Stated problem 1: Copy from the entries below, character for character, the lines starting with the line that contains "align-middle-icon[interactable] bbox=[402, 76, 422, 96]" and going on through the line that contains "cell-C5[interactable] bbox=[398, 399, 579, 441]".

Passage shown:
* * * * * * * * *
Here is a film where Driven, Independent Woman A is so triumphantly anti-faith and anti-religion (and her religious Meet Cute encounter at the airport so guileless, self-possessed, and unquestionably wonderful) that we know beyond any doubt that Driven/Independent is compensating for something. Where Family Man, presumably an adult who was self-controlled enough to raise kids to teenagerhood, afford a house, and maintain working relationships with his parents, loses it during the opening statement of his job interview. Where Patriarch and Waitress get into a falling-out over life decisions (or potential life decisions) that approach but do not equate to adolescent in their maturity level.
Here is a film about shallow, venal people and the problems they create for themselves and for each other, almost precisely until the clockwork moment in the script where they’re required to have a change of heart. You can tell they’re having a change of heart, because of the dialogue that carefully explains everything that everyone is thinking, and also because of the loud clicking sound the gears make when they shift.
And the movie is pretty mean-spirited toward its characters, especially the younger ones. A holiday movie with a mean streak is not a recipe for disaster; nor is one that is shallow and feel-good and ultimately made for reassurance and not dramatic truth. A holiday movie with a mean streak that wants us to feel good about shallow people is what we’ve got here, and it made short work of my patience. Two things work in its favor: It has such sour stablemates in the holiday-movie subgenre that it avoids being the worst of them with relative ease; and for most of its running time, it’s too bland and toothless to really be offensive.
These are the only two things. Even under the low standards we’ve set for it, Love the Coopers doesn’t deliver much of anything worthwhile. None of the talented cast gets a chance to develop their character (and some, like Anthony Mackie’s officer, are utterly wasted), we never get the sense that these are functioning personalities on even a two-dimensional level, and the enterprise just kind of slops and oozes along in a series of histrionic little episodes until it decides to end. I will leave it to you to find out or guess whether or not the final scene involves: a) a big holiday meal, b) an extended dance sequence, c) moppets, or d) all of the above.
For some, the movie will provide an affirmation of the lasting power and connection of family. Pity they do not receive that message through a smarter, more capable film. For others, the archaic nature of the dynamics and world will be an active irritant. For still others, the shoddy editing and botching of tone and distracting visual effects will be a deal-breaker (the copious amount of digital smoothing performed on Diane Keaton’s face is a more frightening special effect than anything from October. Keaton in real life looks great at nearly 70; what were they thinking?)
And for a small sect of the moviegoing population, the movie’s execution of ancient clichés and spectacular lack of self-awareness about them will lead to some bitter humor. There are no reasons to honestly appreciate Meet the Coopers, and plenty of reasons to pass it over in favor of another piece of cinematic comfort food - one that isn’t quite so shrill, or so rote and simpleminded.
* * * * * * * * *
Dataset records:

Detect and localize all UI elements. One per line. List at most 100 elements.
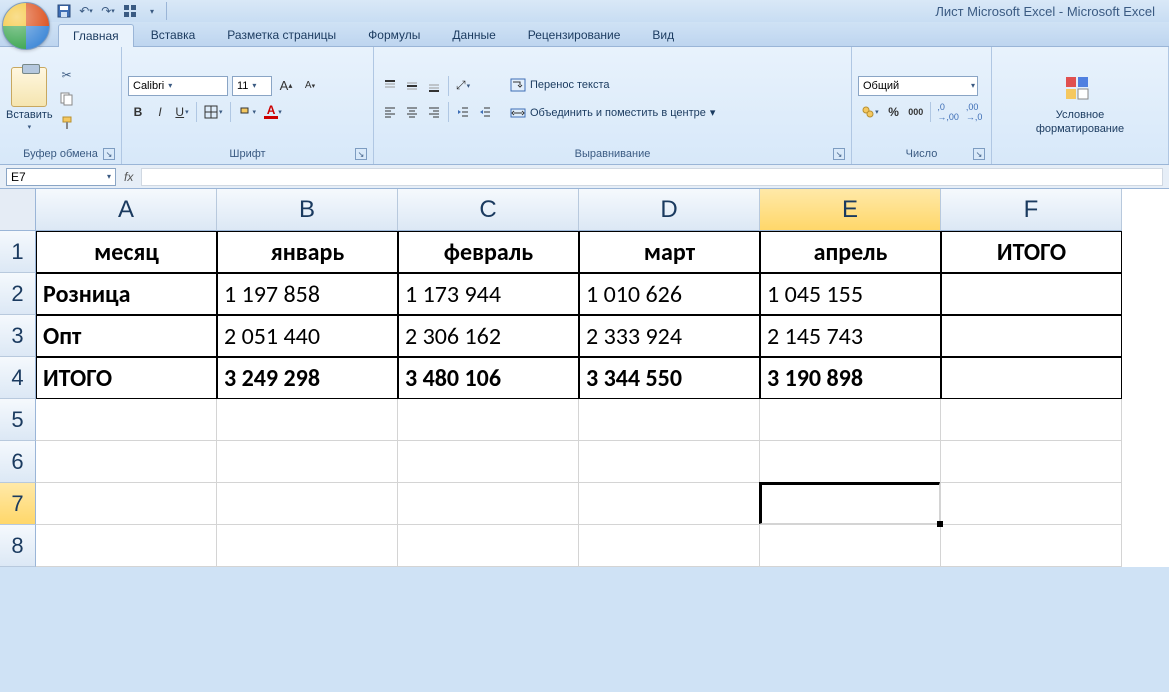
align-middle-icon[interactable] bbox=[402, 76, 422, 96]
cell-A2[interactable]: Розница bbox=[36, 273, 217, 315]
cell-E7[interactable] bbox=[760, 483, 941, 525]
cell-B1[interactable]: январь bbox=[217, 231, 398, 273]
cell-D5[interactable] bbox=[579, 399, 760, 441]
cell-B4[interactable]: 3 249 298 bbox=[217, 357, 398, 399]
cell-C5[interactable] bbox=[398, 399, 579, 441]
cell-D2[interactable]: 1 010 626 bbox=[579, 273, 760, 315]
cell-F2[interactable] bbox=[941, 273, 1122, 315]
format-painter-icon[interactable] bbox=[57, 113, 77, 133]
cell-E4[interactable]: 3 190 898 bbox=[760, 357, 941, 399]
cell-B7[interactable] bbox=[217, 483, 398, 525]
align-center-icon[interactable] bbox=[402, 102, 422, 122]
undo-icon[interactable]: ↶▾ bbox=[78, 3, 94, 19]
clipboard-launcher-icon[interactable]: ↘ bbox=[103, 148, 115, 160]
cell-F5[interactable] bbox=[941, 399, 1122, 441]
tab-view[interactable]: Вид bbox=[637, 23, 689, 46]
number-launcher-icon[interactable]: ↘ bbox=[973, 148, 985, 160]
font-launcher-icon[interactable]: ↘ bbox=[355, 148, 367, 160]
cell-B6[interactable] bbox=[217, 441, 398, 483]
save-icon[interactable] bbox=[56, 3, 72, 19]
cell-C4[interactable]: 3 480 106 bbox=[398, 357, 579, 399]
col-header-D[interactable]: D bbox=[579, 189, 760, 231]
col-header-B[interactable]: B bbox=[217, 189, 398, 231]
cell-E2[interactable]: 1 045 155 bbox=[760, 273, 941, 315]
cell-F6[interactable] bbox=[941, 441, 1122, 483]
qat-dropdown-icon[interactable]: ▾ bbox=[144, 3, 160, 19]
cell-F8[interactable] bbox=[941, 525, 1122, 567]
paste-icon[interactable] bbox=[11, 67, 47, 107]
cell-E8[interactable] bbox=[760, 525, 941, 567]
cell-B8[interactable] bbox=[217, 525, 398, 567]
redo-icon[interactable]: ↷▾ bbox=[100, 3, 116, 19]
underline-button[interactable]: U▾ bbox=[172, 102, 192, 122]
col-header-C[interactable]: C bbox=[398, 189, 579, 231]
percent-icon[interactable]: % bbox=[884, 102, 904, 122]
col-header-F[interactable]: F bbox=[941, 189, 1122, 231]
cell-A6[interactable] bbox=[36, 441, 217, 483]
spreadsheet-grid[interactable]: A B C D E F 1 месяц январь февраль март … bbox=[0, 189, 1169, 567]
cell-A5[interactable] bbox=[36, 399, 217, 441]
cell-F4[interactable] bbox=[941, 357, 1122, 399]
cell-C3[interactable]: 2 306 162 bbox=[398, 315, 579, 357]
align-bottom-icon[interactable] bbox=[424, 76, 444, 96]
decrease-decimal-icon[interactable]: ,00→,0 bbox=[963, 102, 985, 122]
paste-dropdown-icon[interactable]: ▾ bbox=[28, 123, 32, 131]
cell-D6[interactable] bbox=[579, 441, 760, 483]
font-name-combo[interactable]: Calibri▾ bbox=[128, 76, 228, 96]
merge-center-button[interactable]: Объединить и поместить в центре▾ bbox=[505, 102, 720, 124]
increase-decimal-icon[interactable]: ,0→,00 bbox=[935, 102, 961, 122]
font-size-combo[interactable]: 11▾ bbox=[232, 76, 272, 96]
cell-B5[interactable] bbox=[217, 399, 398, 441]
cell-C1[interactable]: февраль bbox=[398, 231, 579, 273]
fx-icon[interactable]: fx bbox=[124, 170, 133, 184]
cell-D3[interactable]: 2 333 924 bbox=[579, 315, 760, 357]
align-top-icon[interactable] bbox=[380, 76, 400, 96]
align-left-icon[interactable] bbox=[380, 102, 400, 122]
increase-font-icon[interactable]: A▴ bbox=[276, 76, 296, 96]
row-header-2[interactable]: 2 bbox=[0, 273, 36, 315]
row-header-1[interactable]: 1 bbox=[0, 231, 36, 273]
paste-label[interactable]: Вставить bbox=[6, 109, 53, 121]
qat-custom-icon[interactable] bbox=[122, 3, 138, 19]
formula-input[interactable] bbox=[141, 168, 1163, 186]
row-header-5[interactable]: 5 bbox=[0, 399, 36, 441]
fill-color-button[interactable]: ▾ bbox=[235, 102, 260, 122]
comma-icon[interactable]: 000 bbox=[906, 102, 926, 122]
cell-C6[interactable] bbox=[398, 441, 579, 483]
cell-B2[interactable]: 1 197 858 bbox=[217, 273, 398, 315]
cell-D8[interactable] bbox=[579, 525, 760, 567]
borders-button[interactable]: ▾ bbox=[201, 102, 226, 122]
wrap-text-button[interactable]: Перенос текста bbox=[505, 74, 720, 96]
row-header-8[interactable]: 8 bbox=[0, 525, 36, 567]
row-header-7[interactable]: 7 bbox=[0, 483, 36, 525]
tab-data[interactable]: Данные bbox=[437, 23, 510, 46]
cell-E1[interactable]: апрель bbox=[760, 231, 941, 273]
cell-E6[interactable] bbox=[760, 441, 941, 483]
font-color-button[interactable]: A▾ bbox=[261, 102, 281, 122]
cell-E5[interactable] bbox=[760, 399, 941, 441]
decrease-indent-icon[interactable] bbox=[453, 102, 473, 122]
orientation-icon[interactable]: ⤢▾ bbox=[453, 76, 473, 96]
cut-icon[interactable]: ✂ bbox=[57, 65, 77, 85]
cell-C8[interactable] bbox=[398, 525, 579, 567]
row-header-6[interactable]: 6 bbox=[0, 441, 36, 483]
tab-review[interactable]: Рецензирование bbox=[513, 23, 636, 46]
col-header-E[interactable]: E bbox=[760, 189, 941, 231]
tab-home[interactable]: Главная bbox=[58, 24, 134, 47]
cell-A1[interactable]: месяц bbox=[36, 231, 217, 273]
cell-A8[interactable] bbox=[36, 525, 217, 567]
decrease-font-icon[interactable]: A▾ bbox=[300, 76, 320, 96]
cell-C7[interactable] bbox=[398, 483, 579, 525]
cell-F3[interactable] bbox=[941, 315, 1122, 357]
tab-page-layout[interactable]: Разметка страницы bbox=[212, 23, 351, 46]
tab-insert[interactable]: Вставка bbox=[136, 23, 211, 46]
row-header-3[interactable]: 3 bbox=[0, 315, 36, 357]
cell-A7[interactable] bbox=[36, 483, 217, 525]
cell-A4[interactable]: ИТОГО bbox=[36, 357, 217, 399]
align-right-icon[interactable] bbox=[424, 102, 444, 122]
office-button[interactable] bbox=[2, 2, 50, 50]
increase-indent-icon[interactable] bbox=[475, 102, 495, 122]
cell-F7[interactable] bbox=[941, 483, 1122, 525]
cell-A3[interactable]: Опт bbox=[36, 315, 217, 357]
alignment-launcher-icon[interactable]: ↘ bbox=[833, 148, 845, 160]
* * * * * * * * *
Stated problem 2:
Answer these questions using the film review above.
(a) Whose character does the review call utterly wasted?
(b) Where does the religious Meet Cute encounter happen?
(c) About what age does the review give for Diane Keaton in real life?

Full output 1:
align-middle-icon[interactable] bbox=[402, 76, 422, 96]
cell-A2[interactable]: Розница bbox=[36, 273, 217, 315]
cell-E7[interactable] bbox=[760, 483, 941, 525]
cell-B1[interactable]: январь bbox=[217, 231, 398, 273]
cell-D5[interactable] bbox=[579, 399, 760, 441]
cell-B4[interactable]: 3 249 298 bbox=[217, 357, 398, 399]
cell-C5[interactable] bbox=[398, 399, 579, 441]

Full output 2:
(a) Anthony Mackie's officer
(b) At the airport
(c) Nearly 70